▶ **What is needed**:
Print the records again, character for character.

━━━━━━━━━━━━━━━━

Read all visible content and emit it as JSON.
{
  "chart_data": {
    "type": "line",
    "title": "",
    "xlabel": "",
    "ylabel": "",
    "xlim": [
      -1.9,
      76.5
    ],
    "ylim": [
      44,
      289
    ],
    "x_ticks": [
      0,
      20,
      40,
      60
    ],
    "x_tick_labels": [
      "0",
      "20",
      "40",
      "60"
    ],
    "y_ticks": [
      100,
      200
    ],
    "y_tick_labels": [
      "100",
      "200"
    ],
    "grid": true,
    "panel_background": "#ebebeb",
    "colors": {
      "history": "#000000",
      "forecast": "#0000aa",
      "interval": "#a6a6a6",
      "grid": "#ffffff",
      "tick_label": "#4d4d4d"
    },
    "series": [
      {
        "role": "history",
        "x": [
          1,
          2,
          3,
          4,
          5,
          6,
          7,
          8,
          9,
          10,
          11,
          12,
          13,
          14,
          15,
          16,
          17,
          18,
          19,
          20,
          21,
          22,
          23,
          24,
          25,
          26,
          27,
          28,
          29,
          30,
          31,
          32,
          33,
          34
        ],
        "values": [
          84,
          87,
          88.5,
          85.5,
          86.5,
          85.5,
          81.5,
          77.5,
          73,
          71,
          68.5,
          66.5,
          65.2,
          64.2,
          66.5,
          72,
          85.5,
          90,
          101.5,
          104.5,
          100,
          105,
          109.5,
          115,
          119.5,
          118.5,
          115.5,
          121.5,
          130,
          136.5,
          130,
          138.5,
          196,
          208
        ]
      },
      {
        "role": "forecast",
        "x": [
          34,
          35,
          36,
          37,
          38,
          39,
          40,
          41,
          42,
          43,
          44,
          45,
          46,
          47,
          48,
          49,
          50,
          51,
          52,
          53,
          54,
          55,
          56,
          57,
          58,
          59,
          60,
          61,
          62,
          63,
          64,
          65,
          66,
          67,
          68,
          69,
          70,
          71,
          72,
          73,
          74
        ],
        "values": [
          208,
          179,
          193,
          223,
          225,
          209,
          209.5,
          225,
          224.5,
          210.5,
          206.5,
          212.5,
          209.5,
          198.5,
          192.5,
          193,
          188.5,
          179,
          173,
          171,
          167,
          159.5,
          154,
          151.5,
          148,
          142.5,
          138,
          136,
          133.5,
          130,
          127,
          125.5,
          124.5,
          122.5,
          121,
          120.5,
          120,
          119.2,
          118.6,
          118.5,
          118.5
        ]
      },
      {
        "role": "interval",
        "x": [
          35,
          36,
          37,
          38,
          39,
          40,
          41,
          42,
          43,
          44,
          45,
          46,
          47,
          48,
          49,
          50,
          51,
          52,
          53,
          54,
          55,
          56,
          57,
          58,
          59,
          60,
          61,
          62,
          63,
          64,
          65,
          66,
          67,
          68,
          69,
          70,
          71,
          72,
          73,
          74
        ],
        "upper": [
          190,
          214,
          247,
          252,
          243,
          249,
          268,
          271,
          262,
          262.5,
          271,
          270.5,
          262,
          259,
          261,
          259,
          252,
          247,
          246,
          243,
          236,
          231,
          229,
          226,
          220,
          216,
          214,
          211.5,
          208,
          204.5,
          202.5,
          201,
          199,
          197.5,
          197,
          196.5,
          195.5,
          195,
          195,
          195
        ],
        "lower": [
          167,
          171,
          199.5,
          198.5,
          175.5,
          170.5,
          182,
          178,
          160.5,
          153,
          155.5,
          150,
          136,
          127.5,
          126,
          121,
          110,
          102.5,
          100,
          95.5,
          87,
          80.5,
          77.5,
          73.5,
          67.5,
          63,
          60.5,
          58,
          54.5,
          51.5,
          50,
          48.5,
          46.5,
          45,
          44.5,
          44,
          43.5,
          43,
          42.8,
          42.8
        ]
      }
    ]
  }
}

━━━━━━━━━━━━━━━━

▶ **Task solution**:
Read all visible content and emit it as JSON.
{
  "chart_data": {
    "type": "line",
    "title": "",
    "xlabel": "",
    "ylabel": "",
    "xlim": [
      -1.9,
      76.5
    ],
    "ylim": [
      44,
      289
    ],
    "x_ticks": [
      0,
      20,
      40,
      60
    ],
    "x_tick_labels": [
      "0",
      "20",
      "40",
      "60"
    ],
    "y_ticks": [
      100,
      200
    ],
    "y_tick_labels": [
      "100",
      "200"
    ],
    "grid": true,
    "panel_background": "#ebebeb",
    "colors": {
      "history": "#000000",
      "forecast": "#0000aa",
      "interval": "#a6a6a6",
      "grid": "#ffffff",
      "tick_label": "#4d4d4d"
    },
    "series": [
      {
        "role": "history",
        "x": [
          1,
          2,
          3,
          4,
          5,
          6,
          7,
          8,
          9,
          10,
          11,
          12,
          13,
          14,
          15,
          16,
          17,
          18,
          19,
          20,
          21,
          22,
          23,
          24,
          25,
          26,
          27,
          28,
          29,
          30,
          31,
          32,
          33,
          34
        ],
        "values": [
          84,
          87,
          88.5,
          85.5,
          86.5,
          85.5,
          81.5,
          77.5,
          73,
          71,
          68.5,
          66.5,
          65.2,
          64.2,
          66.5,
          72,
          85.5,
          90,
          101.5,
          104.5,
          100,
          105,
          109.5,
          115,
          119.5,
          118.5,
          115.5,
          121.5,
          130,
          136.5,
          130,
          138.5,
          196,
          208
        ]
      },
      {
        "role": "forecast",
        "x": [
          34,
          35,
          36,
          37,
          38,
          39,
          40,
          41,
          42,
          43,
          44,
          45,
          46,
          47,
          48,
          49,
          50,
          51,
          52,
          53,
          54,
          55,
          56,
          57,
          58,
          59,
          60,
          61,
          62,
          63,
          64,
          65,
          66,
          67,
          68,
          69,
          70,
          71,
          72,
          73,
          74
        ],
        "values": [
          208,
          179,
          193,
          223,
          225,
          209,
          209.5,
          225,
          224.5,
          210.5,
          206.5,
          212.5,
          209.5,
          198.5,
          192.5,
          193,
          188.5,
          179,
          173,
          171,
          167,
          159.5,
          154,
          151.5,
          148,
          142.5,
          138,
          136,
          133.5,
          130,
          127,
          125.5,
          124.5,
          122.5,
          121,
          120.5,
          120,
          119.2,
          118.6,
          118.5,
          118.5
        ]
      },
      {
        "role": "interval",
        "x": [
          35,
          36,
          37,
          38,
          39,
          40,
          41,
          42,
          43,
          44,
          45,
          46,
          47,
          48,
          49,
          50,
          51,
          52,
          53,
          54,
          55,
          56,
          57,
          58,
          59,
          60,
          61,
          62,
          63,
          64,
          65,
          66,
          67,
          68,
          69,
          70,
          71,
          72,
          73,
          74
        ],
        "upper": [
          190,
          214,
          247,
          252,
          243,
          249,
          268,
          271,
          262,
          262.5,
          271,
          270.5,
          262,
          259,
          261,
          259,
          252,
          247,
          246,
          243,
          236,
          231,
          229,
          226,
          220,
          216,
          214,
          211.5,
          208,
          204.5,
          202.5,
          201,
          199,
          197.5,
          197,
          196.5,
          195.5,
          195,
          195,
          195
        ],
        "lower": [
          167,
          171,
          199.5,
          198.5,
          175.5,
          170.5,
          182,
          178,
          160.5,
          153,
          155.5,
          150,
          136,
          127.5,
          126,
          121,
          110,
          102.5,
          100,
          95.5,
          87,
          80.5,
          77.5,
          73.5,
          67.5,
          63,
          60.5,
          58,
          54.5,
          51.5,
          50,
          48.5,
          46.5,
          45,
          44.5,
          44,
          43.5,
          43,
          42.8,
          42.8
        ]
      }
    ]
  }
}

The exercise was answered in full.